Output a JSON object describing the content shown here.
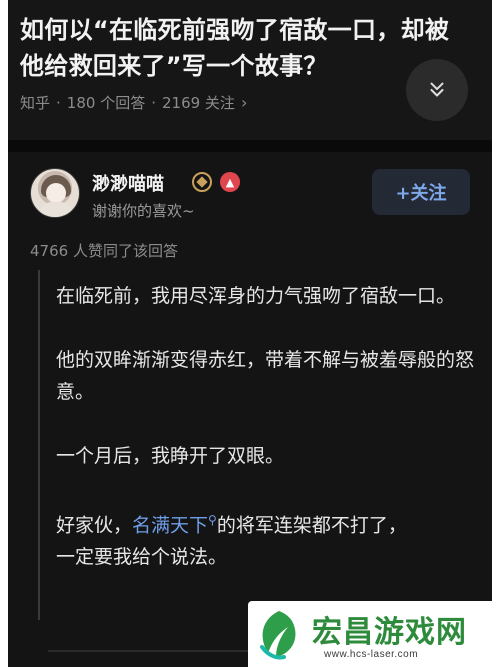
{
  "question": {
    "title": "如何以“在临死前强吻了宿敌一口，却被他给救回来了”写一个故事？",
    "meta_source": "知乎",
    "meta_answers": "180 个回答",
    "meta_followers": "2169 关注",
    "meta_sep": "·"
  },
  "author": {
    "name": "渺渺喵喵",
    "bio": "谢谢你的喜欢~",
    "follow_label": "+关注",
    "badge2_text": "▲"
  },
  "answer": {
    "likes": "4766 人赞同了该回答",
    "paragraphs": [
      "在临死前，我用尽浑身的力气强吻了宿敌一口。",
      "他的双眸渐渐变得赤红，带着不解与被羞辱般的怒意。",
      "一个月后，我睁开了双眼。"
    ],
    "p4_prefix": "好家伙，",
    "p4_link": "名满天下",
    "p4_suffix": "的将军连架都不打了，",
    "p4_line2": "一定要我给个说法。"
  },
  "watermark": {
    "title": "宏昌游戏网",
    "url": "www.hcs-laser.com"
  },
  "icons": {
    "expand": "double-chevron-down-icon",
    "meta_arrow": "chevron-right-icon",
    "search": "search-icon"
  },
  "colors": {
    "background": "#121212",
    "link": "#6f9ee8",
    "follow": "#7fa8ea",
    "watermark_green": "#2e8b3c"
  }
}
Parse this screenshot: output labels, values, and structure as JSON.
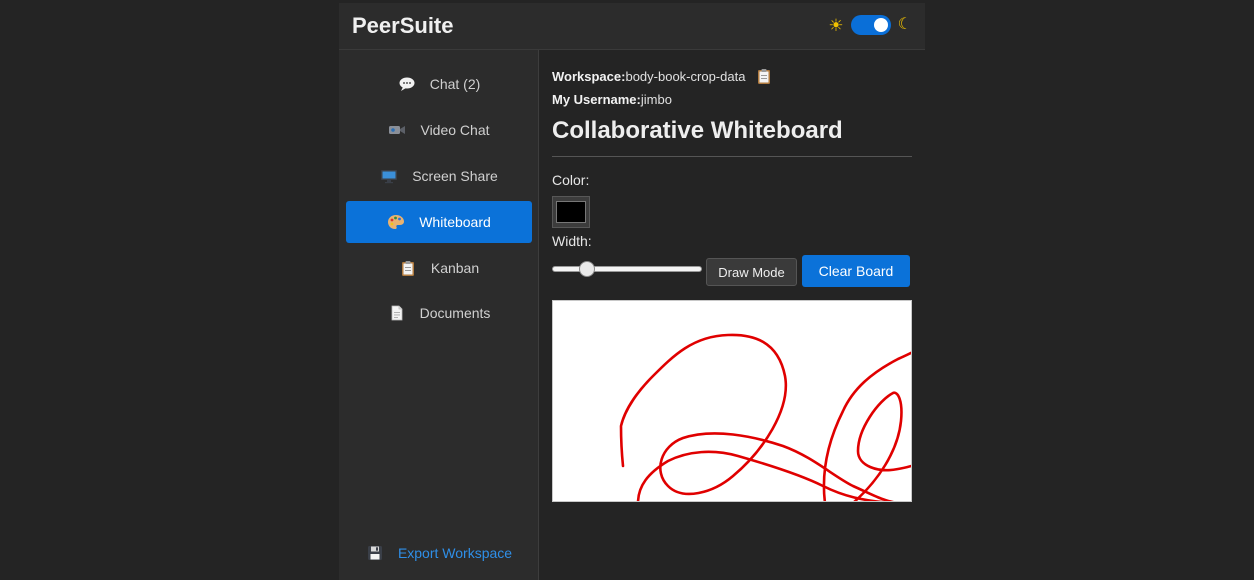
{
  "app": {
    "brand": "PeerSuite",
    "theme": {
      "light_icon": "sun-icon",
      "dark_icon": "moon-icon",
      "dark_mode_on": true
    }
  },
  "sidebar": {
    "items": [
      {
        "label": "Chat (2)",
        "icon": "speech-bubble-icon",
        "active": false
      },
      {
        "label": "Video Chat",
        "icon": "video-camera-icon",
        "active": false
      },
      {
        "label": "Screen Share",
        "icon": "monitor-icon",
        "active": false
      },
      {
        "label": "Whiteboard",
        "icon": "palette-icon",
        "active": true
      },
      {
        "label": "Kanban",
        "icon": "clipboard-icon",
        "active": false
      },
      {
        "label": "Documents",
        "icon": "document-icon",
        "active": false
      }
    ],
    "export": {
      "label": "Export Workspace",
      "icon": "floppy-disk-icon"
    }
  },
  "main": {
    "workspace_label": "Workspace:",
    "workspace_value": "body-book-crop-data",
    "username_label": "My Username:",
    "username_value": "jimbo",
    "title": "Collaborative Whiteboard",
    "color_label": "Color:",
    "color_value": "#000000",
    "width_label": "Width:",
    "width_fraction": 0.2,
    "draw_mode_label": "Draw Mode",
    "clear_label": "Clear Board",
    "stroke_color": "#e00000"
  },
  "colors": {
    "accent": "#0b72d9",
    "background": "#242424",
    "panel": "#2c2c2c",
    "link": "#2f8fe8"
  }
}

::::::::::

## Work to do
Scan the material above. Copy each line where "Whiteboard" occurs.

## In response
        "label": "Whiteboard",
    "title": "Collaborative Whiteboard",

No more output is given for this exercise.